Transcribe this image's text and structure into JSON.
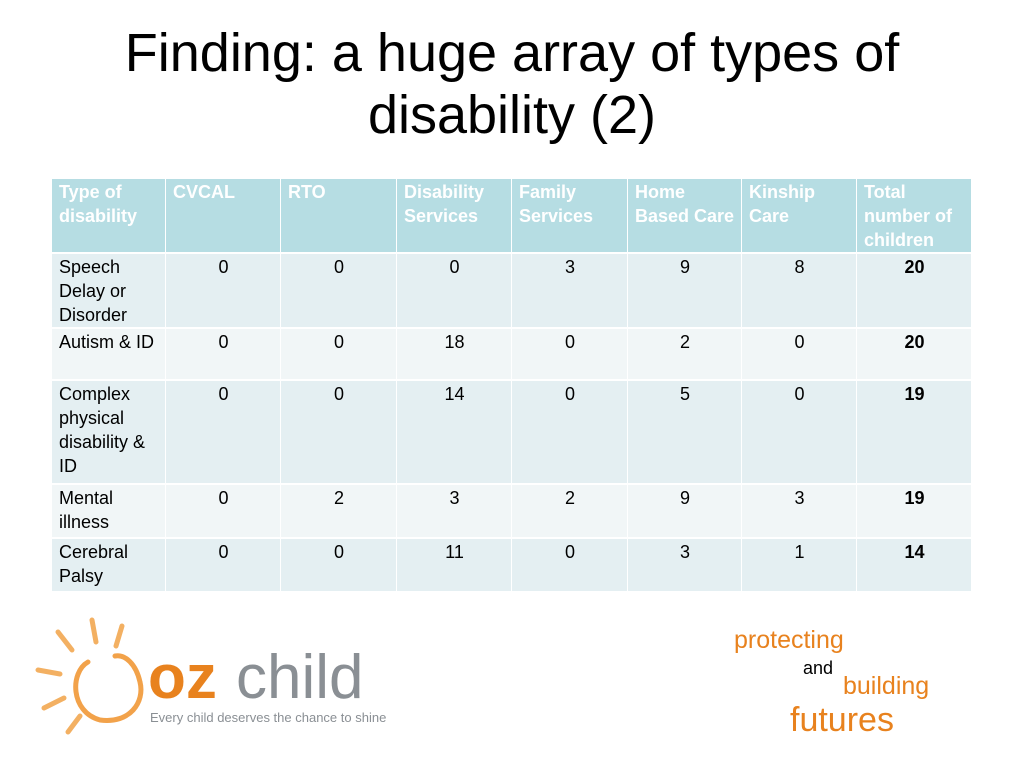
{
  "title": "Finding: a huge array of types of disability (2)",
  "table": {
    "header": [
      "Type of disability",
      "CVCAL",
      "RTO",
      "Disability Services",
      "Family Services",
      "Home Based Care",
      "Kinship Care",
      "Total number of children"
    ],
    "rows": [
      [
        "Speech Delay or Disorder",
        0,
        0,
        0,
        3,
        9,
        8,
        20
      ],
      [
        "Autism & ID",
        0,
        0,
        18,
        0,
        2,
        0,
        20
      ],
      [
        "Complex physical disability & ID",
        0,
        0,
        14,
        0,
        5,
        0,
        19
      ],
      [
        "Mental illness",
        0,
        2,
        3,
        2,
        9,
        3,
        19
      ],
      [
        "Cerebral Palsy",
        0,
        0,
        11,
        0,
        3,
        1,
        14
      ]
    ]
  },
  "logo": {
    "brand_a": "oz",
    "brand_b": "child",
    "tagline": "Every child deserves the chance to shine"
  },
  "slogan": {
    "line1": "protecting",
    "line2": "and",
    "line3": "building",
    "line4": "futures"
  }
}
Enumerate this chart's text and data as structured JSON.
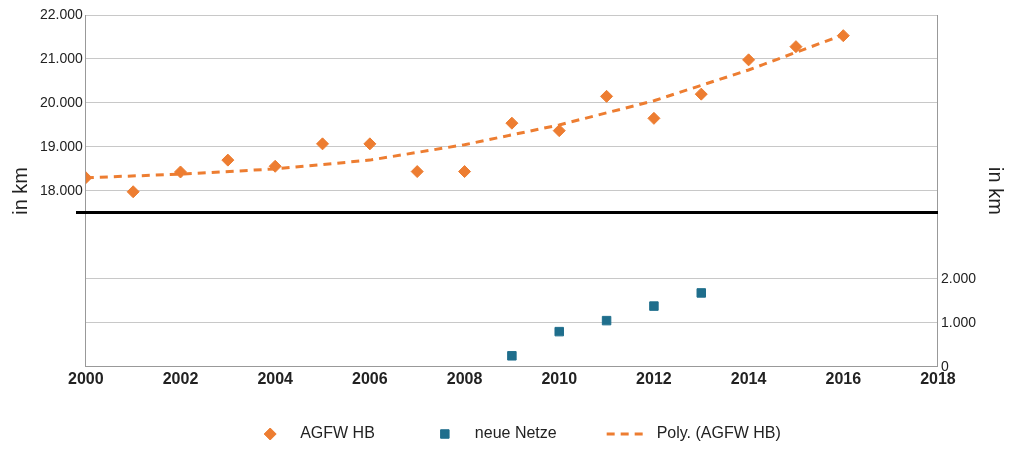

- REQUIRED TASK
Pick out each line containing "text" and report it.

- EXPECTED ANSWER
Transcribe this image's text and structure into JSON.
Enumerate this chart's text and data as structured JSON.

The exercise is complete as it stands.